> **The exercise**: Search the material for the string "происходит" and copy each line where it occurs.

····················

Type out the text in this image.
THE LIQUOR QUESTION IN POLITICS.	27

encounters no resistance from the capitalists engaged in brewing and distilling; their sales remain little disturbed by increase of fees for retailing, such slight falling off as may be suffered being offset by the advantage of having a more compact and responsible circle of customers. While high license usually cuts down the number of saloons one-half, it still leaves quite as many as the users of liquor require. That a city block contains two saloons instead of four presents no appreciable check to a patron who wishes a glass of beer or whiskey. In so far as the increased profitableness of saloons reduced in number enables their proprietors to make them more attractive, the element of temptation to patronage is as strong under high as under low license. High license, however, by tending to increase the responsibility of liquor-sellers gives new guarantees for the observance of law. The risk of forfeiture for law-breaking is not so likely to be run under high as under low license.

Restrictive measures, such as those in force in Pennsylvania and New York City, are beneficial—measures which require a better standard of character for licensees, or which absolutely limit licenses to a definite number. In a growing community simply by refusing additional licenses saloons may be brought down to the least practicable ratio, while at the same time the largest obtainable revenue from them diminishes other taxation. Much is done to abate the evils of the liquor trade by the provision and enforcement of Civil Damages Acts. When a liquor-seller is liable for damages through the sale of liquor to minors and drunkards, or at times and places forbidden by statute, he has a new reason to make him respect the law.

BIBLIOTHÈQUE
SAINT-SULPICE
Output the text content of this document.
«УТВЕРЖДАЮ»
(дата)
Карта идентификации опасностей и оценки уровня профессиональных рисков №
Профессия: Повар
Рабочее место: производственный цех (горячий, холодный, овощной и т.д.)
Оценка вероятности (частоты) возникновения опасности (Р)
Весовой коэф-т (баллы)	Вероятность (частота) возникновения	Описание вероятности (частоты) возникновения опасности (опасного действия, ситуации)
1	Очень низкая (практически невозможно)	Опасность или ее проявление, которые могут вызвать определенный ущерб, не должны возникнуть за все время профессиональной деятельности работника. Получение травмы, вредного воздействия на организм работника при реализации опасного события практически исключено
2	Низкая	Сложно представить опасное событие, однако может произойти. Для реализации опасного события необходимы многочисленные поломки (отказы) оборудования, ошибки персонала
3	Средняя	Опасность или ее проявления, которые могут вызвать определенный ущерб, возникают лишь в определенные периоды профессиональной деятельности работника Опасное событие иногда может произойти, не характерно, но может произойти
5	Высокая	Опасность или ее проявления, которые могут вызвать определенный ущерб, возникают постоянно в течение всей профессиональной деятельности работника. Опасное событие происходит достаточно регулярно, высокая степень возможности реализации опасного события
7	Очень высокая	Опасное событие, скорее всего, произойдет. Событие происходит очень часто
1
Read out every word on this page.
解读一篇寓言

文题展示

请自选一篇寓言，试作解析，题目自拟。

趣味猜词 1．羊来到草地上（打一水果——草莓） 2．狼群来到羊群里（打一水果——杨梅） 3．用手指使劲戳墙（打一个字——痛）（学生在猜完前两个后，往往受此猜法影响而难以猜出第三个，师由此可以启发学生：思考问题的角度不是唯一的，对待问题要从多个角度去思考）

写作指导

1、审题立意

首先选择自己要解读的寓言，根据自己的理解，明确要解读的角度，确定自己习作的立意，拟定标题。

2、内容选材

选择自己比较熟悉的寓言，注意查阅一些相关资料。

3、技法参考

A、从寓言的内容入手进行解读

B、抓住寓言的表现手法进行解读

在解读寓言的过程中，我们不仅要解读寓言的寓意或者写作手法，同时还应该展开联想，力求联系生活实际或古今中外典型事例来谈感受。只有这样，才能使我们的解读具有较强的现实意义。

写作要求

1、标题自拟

····················

> **Written solution**:
5	Высокая	Опасность или ее проявления, которые могут вызвать определенный ущерб, возникают постоянно в течение всей профессиональной деятельности работника. Опасное событие происходит достаточно регулярно, высокая степень возможности реализации опасного события
7	Очень высокая	Опасное событие, скорее всего, произойдет. Событие происходит очень часто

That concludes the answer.